#### Rows taken from a layout dataset
======
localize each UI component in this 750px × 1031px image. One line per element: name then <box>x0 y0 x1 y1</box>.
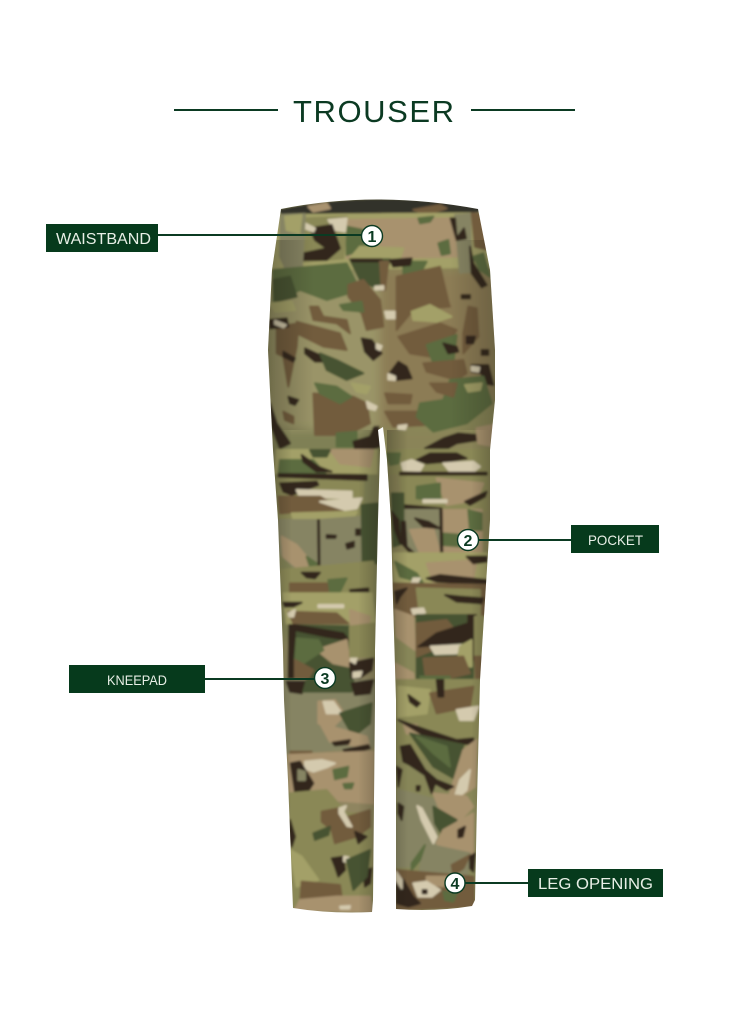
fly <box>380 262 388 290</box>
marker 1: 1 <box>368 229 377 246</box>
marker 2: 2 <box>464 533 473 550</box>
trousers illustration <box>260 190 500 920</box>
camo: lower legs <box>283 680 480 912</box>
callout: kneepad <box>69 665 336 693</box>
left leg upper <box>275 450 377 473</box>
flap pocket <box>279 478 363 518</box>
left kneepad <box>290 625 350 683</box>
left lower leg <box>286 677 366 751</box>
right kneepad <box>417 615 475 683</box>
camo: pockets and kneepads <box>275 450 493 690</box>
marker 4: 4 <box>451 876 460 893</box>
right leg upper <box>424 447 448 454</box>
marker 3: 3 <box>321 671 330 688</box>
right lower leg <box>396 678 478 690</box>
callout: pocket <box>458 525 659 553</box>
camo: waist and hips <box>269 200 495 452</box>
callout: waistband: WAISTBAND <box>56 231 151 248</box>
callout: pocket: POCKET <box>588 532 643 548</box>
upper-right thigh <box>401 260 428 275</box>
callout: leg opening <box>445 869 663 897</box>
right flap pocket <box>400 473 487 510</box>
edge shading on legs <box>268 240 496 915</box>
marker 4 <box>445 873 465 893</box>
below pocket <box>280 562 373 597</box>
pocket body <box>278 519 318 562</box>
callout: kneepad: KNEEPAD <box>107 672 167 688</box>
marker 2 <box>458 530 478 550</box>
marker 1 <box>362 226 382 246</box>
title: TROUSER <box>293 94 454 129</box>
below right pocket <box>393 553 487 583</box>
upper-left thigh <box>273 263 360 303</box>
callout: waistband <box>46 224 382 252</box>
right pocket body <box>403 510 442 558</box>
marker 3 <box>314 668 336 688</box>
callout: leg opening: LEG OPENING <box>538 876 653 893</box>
======
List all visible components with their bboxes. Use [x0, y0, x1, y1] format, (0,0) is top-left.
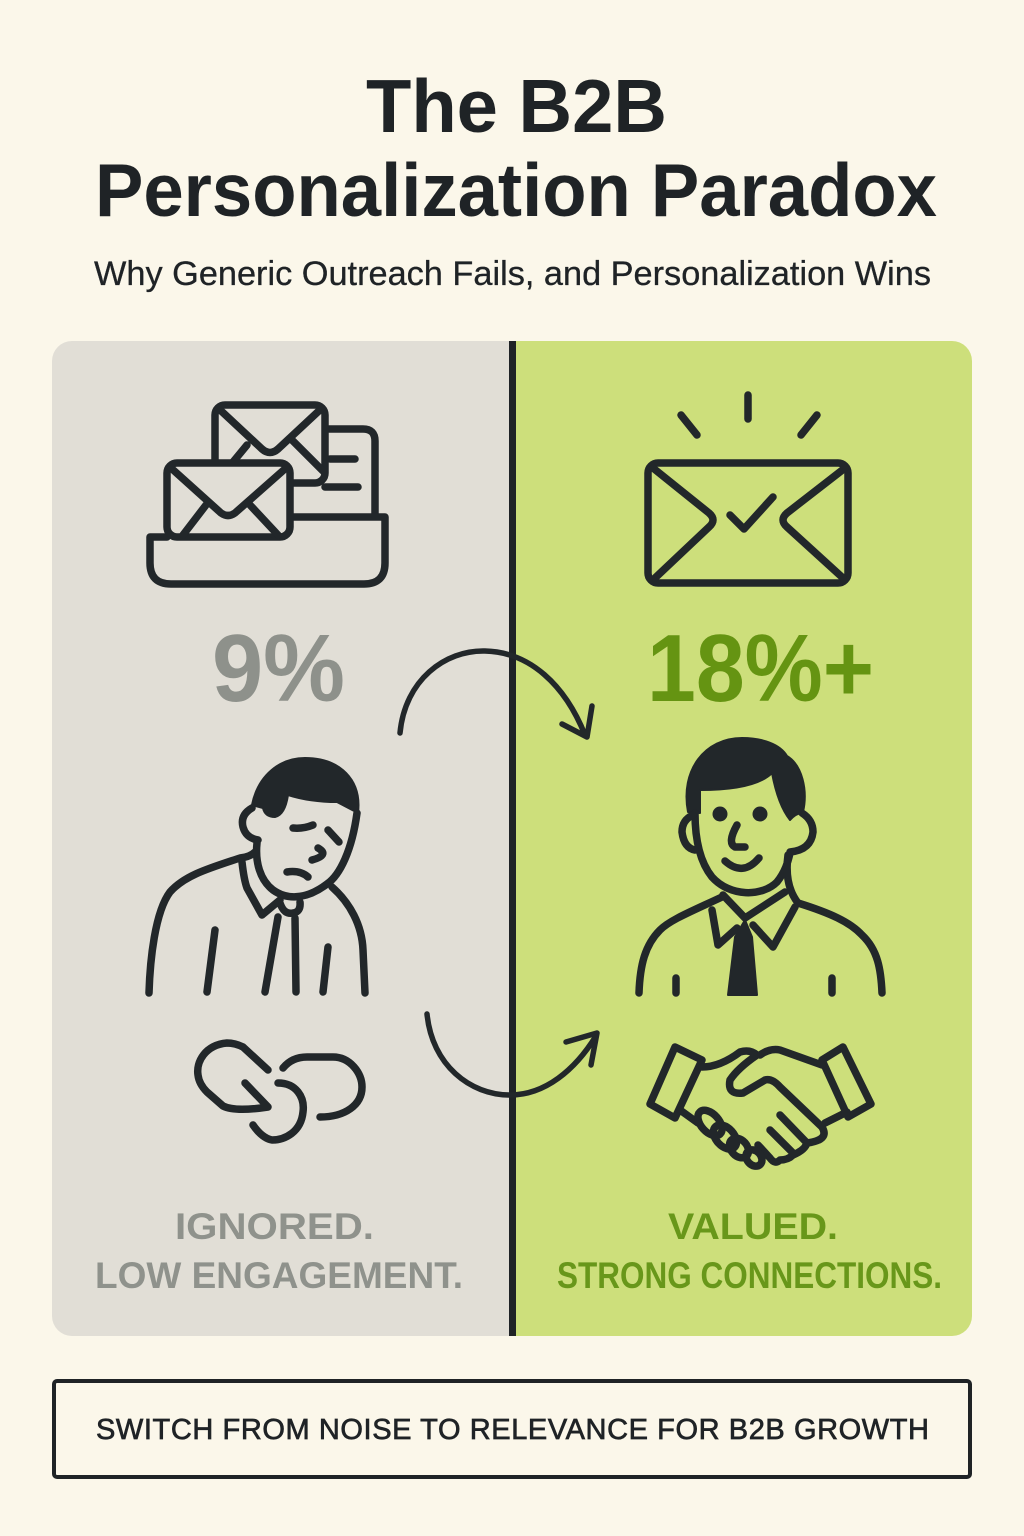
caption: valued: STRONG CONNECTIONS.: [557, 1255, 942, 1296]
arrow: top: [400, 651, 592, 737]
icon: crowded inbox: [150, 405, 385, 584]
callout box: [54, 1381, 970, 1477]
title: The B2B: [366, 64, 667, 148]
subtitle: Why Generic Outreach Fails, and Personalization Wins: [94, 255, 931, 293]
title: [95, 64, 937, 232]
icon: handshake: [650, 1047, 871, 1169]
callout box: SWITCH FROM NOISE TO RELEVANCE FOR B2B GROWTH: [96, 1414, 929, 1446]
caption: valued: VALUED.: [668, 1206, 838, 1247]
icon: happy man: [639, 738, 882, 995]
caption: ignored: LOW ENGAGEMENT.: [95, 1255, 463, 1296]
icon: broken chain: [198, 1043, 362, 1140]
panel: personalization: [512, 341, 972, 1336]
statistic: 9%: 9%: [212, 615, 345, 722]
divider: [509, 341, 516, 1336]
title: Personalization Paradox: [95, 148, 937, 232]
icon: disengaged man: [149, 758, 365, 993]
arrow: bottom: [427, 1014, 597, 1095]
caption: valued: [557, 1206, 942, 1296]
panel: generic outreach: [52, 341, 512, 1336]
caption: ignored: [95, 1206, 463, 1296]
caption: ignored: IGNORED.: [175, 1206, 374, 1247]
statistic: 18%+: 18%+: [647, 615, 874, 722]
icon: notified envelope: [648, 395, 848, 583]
======
#### Aim
Reproduce the lines above word for word, starting with the line that contains "caption: valued: STRONG" and going on through the line that contains "icon: notified envelope: [648, 395, 848, 583]".

#### The solution
caption: valued: STRONG CONNECTIONS.: [557, 1255, 942, 1296]
arrow: top: [400, 651, 592, 737]
icon: crowded inbox: [150, 405, 385, 584]
callout box: [54, 1381, 970, 1477]
title: The B2B: [366, 64, 667, 148]
subtitle: Why Generic Outreach Fails, and Personalization Wins: [94, 255, 931, 293]
title: [95, 64, 937, 232]
icon: handshake: [650, 1047, 871, 1169]
callout box: SWITCH FROM NOISE TO RELEVANCE FOR B2B GROWTH: [96, 1414, 929, 1446]
caption: valued: VALUED.: [668, 1206, 838, 1247]
icon: happy man: [639, 738, 882, 995]
caption: ignored: LOW ENGAGEMENT.: [95, 1255, 463, 1296]
icon: broken chain: [198, 1043, 362, 1140]
panel: personalization: [512, 341, 972, 1336]
statistic: 9%: 9%: [212, 615, 345, 722]
divider: [509, 341, 516, 1336]
title: Personalization Paradox: [95, 148, 937, 232]
icon: disengaged man: [149, 758, 365, 993]
arrow: bottom: [427, 1014, 597, 1095]
caption: valued: [557, 1206, 942, 1296]
panel: generic outreach: [52, 341, 512, 1336]
caption: ignored: [95, 1206, 463, 1296]
caption: ignored: IGNORED.: [175, 1206, 374, 1247]
statistic: 18%+: 18%+: [647, 615, 874, 722]
icon: notified envelope: [648, 395, 848, 583]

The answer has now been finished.